## SHORT EXERCISE
Leave out any pictures and transcribe all other data below exactly.

## DATASET EXTRACT
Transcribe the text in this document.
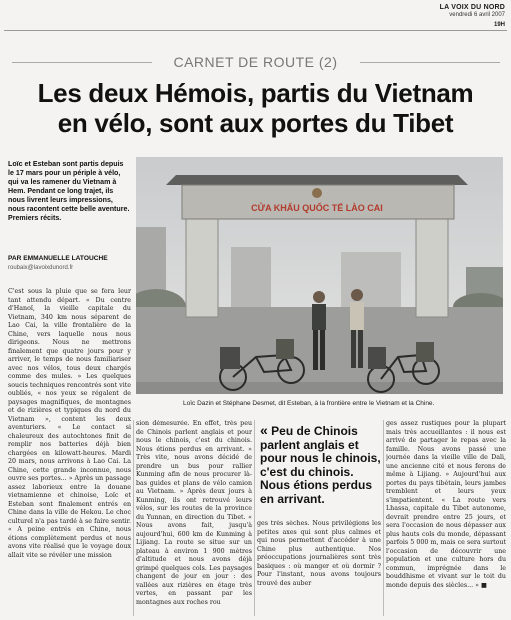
LA VOIX DU NORD
vendredi 6 avril 2007
19H
CARNET DE ROUTE (2)
Les deux Hémois, partis du Vietnam
en vélo, sont aux portes du Tibet
Loïc et Esteban sont partis depuis le 17 mars pour un périple à vélo, qui va les ramener du Vietnam à Hem. Pendant ce long trajet, ils nous livrent leurs impressions, nous racontent cette belle aventure. Premiers récits.
PAR EMMANUELLE LATOUCHE
roubaix@lavoixdunord.fr
CỬA KHẨU QUỐC TẾ LÀO CAI
Loïc Dazin et Stéphane Desmet, dit Esteban, à la frontière entre le Vietnam et la Chine.
C'est sous la pluie que se fera leur tant attendu départ. « Du centre d'Hanoï, la vieille capitale du Vietnam, 340 km nous séparent de Lao Cai, la ville frontalière de la Chine, vers laquelle nous nous dirigeons. Nous ne mettrons finalement que quatre jours pour y arriver, le temps de nous familiariser avec nos vélos, tous deux chargés comme des mules. » Les quelques soucis techniques rencontrés sont vite oubliés, « nos yeux se régalent de paysages magnifiques, de montagnes et de rizières et typiques du nord du Vietnam », content les deux aventuriers. « Le contact si chaleureux des autochtones finit de remplir nos batteries déjà bien chargées en kilowatt-heures. Mardi 20 mars, nous arrivons à Lao Cai. La Chine, cette grande inconnue, nous ouvre ses portes... » Après un passage assez laborieux entre la douane vietnamienne et chinoise, Loïc et Esteban sont finalement entrés en Chine dans la ville de Hekou. Le choc culturel n'a pas tardé à se faire sentir. « A peine entrés en Chine, nous étions complètement perdus et nous avons vite réalisé que le voyage doux allait vite se révéler une mission
sion démesurée. En effet, très peu de Chinois parlent anglais et pour nous le chinois, c'est du chinois. Nous étions perdus en arrivant. » Très vite, nous avons décidé de prendre un bus pour rallier Kunming afin de nous procurer là-bas guides et plans de vélo camion au Vietnam. » Après deux jours à Kunming, ils ont retrouvé leurs vélos, sur les routes de la province du Yunnan, en direction du Tibet. « Nous avons fait, jusqu'à aujourd'hui, 600 km de Kunming à Lijiang. La route se situe sur un plateau à environ 1 900 mètres d'altitude et nous avons déjà grimpé quelques cols. Les paysages changent de jour en jour : des vallées aux rizières en étage très vertes, en passant par les montagnes aux roches rou
« Peu de Chinois parlent anglais et pour nous le chinois, c'est du chinois. Nous étions perdus en arrivant.
ges très sèches. Nous privilégions les petites axes qui sont plus calmes et qui nous permettent d'accéder à une Chine plus authentique. Nos préoccupations journalières sont très basiques : où manger et où dormir ? Pour l'instant, nous avons toujours trouvé des auber
ges assez rustiques pour la plupart mais très accueillantes : il nous est arrivé de partager le repas avec la famille. Nous avons passé une journée dans la vieille ville de Dali, une ancienne cité et nous ferons de même à Lijiang. » Aujourd'hui aux portes du pays tibétain, leurs jambes tremblent et leurs yeux s'impatientent. « La route vers Lhassa, capitale du Tibet autonome, devrait prendre entre 25 jours, et sera l'occasion de nous dépasser aux plus hauts cols du monde, dépassant parfois 5 000 m, mais ce sera surtout l'occasion de découvrir une population et une culture hors du commun, imprégnée dans le bouddhisme et vivant sur le toit du monde depuis des siècles... » ■
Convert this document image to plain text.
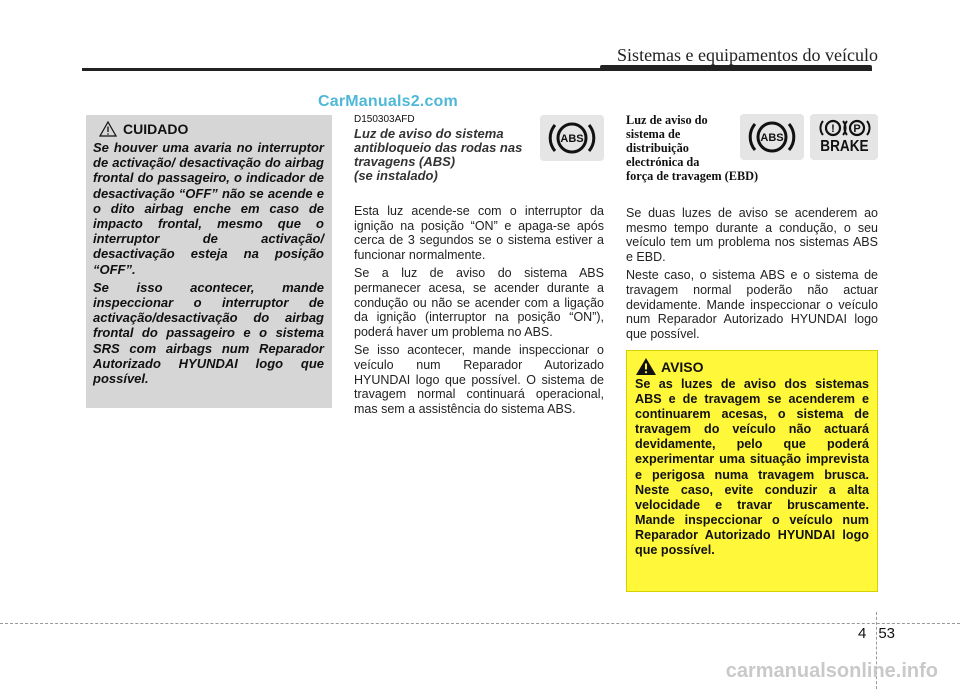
Sistemas e equipamentos do veículo
CarManuals2.com
CUIDADO

Se houver uma avaria no interruptor de activação/ desactivação do airbag frontal do passageiro, o indicador de desactivação “OFF” não se acende e o dito airbag enche em caso de impacto frontal, mesmo que o interruptor de activação/ desactivação esteja na posição “OFF”.

Se isso acontecer, mande inspeccionar o interruptor de activação/desactivação do airbag frontal do passageiro e o sistema SRS com airbags num Reparador Autorizado HYUNDAI logo que possível.

D150303AFD
Luz de aviso do sistema
antibloqueio das rodas nas
travagens (ABS)
(se instalado)
ABS

Esta luz acende-se com o interruptor da ignição na posição “ON” e apaga-se após cerca de 3 segundos se o sistema estiver a funcionar normalmente.

Se a luz de aviso do sistema ABS permanecer acesa, se acender durante a condução ou não se acender com a ligação da ignição (interruptor na posição “ON”), poderá haver um problema no ABS.

Se isso acontecer, mande inspeccionar o veículo num Reparador Autorizado HYUNDAI logo que possível. O sistema de travagem normal continuará operacional, mas sem a assistência do sistema ABS.

Luz de aviso do
sistema de
distribuição
electrónica da
força de travagem (EBD)
ABS
! P
BRAKE

Se duas luzes de aviso se acenderem ao mesmo tempo durante a condução, o seu veículo tem um problema nos sistemas ABS e EBD.

Neste caso, o sistema ABS e o sistema de travagem normal poderão não actuar devidamente. Mande inspeccionar o veículo num Reparador Autorizado HYUNDAI logo que possível.

AVISO
Se as luzes de aviso dos sistemas ABS e de travagem se acenderem e continuarem acesas, o sistema de travagem do veículo não actuará devidamente, pelo que poderá experimentar uma situação imprevista e perigosa numa travagem brusca. Neste caso, evite conduzir a alta velocidade e travar bruscamente. Mande inspeccionar o veículo num Reparador Autorizado HYUNDAI logo que possível.
4 53
carmanualsonline.info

## ANSWER TO THIS PROBLEM
Transcribe the text in this document.
LA VOIX DU NORD
vendredi 6 avril 2007
19H
CARNET DE ROUTE (2)
Les deux Hémois, partis du Vietnam
en vélo, sont aux portes du Tibet
Loïc et Esteban sont partis depuis le 17 mars pour un périple à vélo, qui va les ramener du Vietnam à Hem. Pendant ce long trajet, ils nous livrent leurs impressions, nous racontent cette belle aventure. Premiers récits.
PAR EMMANUELLE LATOUCHE
roubaix@lavoixdunord.fr
CỬA KHẨU QUỐC TẾ LÀO CAI
Loïc Dazin et Stéphane Desmet, dit Esteban, à la frontière entre le Vietnam et la Chine.
C'est sous la pluie que se fera leur tant attendu départ. « Du centre d'Hanoï, la vieille capitale du Vietnam, 340 km nous séparent de Lao Cai, la ville frontalière de la Chine, vers laquelle nous nous dirigeons. Nous ne mettrons finalement que quatre jours pour y arriver, le temps de nous familiariser avec nos vélos, tous deux chargés comme des mules. » Les quelques soucis techniques rencontrés sont vite oubliés, « nos yeux se régalent de paysages magnifiques, de montagnes et de rizières et typiques du nord du Vietnam », content les deux aventuriers. « Le contact si chaleureux des autochtones finit de remplir nos batteries déjà bien chargées en kilowatt-heures. Mardi 20 mars, nous arrivons à Lao Cai. La Chine, cette grande inconnue, nous ouvre ses portes... » Après un passage assez laborieux entre la douane vietnamienne et chinoise, Loïc et Esteban sont finalement entrés en Chine dans la ville de Hekou. Le choc culturel n'a pas tardé à se faire sentir. « A peine entrés en Chine, nous étions complètement perdus et nous avons vite réalisé que le voyage doux allait vite se révéler une mission
sion démesurée. En effet, très peu de Chinois parlent anglais et pour nous le chinois, c'est du chinois. Nous étions perdus en arrivant. » Très vite, nous avons décidé de prendre un bus pour rallier Kunming afin de nous procurer là-bas guides et plans de vélo camion au Vietnam. » Après deux jours à Kunming, ils ont retrouvé leurs vélos, sur les routes de la province du Yunnan, en direction du Tibet. « Nous avons fait, jusqu'à aujourd'hui, 600 km de Kunming à Lijiang. La route se situe sur un plateau à environ 1 900 mètres d'altitude et nous avons déjà grimpé quelques cols. Les paysages changent de jour en jour : des vallées aux rizières en étage très vertes, en passant par les montagnes aux roches rou
« Peu de Chinois parlent anglais et pour nous le chinois, c'est du chinois. Nous étions perdus en arrivant.
ges très sèches. Nous privilégions les petites axes qui sont plus calmes et qui nous permettent d'accéder à une Chine plus authentique. Nos préoccupations journalières sont très basiques : où manger et où dormir ? Pour l'instant, nous avons toujours trouvé des auber
ges assez rustiques pour la plupart mais très accueillantes : il nous est arrivé de partager le repas avec la famille. Nous avons passé une journée dans la vieille ville de Dali, une ancienne cité et nous ferons de même à Lijiang. » Aujourd'hui aux portes du pays tibétain, leurs jambes tremblent et leurs yeux s'impatientent. « La route vers Lhassa, capitale du Tibet autonome, devrait prendre entre 25 jours, et sera l'occasion de nous dépasser aux plus hauts cols du monde, dépassant parfois 5 000 m, mais ce sera surtout l'occasion de découvrir une population et une culture hors du commun, imprégnée dans le bouddhisme et vivant sur le toit du monde depuis des siècles... » ■
Convert this document image to plain text.
Sistemas e equipamentos do veículo
CarManuals2.com
CUIDADO

Se houver uma avaria no interruptor de activação/ desactivação do airbag frontal do passageiro, o indicador de desactivação “OFF” não se acende e o dito airbag enche em caso de impacto frontal, mesmo que o interruptor de activação/ desactivação esteja na posição “OFF”.

Se isso acontecer, mande inspeccionar o interruptor de activação/desactivação do airbag frontal do passageiro e o sistema SRS com airbags num Reparador Autorizado HYUNDAI logo que possível.

D150303AFD
Luz de aviso do sistema
antibloqueio das rodas nas
travagens (ABS)
(se instalado)
ABS

Esta luz acende-se com o interruptor da ignição na posição “ON” e apaga-se após cerca de 3 segundos se o sistema estiver a funcionar normalmente.

Se a luz de aviso do sistema ABS permanecer acesa, se acender durante a condução ou não se acender com a ligação da ignição (interruptor na posição “ON”), poderá haver um problema no ABS.

Se isso acontecer, mande inspeccionar o veículo num Reparador Autorizado HYUNDAI logo que possível. O sistema de travagem normal continuará operacional, mas sem a assistência do sistema ABS.

Luz de aviso do
sistema de
distribuição
electrónica da
força de travagem (EBD)
ABS
! P
BRAKE

Se duas luzes de aviso se acenderem ao mesmo tempo durante a condução, o seu veículo tem um problema nos sistemas ABS e EBD.

Neste caso, o sistema ABS e o sistema de travagem normal poderão não actuar devidamente. Mande inspeccionar o veículo num Reparador Autorizado HYUNDAI logo que possível.

AVISO
Se as luzes de aviso dos sistemas ABS e de travagem se acenderem e continuarem acesas, o sistema de travagem do veículo não actuará devidamente, pelo que poderá experimentar uma situação imprevista e perigosa numa travagem brusca. Neste caso, evite conduzir a alta velocidade e travar bruscamente. Mande inspeccionar o veículo num Reparador Autorizado HYUNDAI logo que possível.
4 53
carmanualsonline.info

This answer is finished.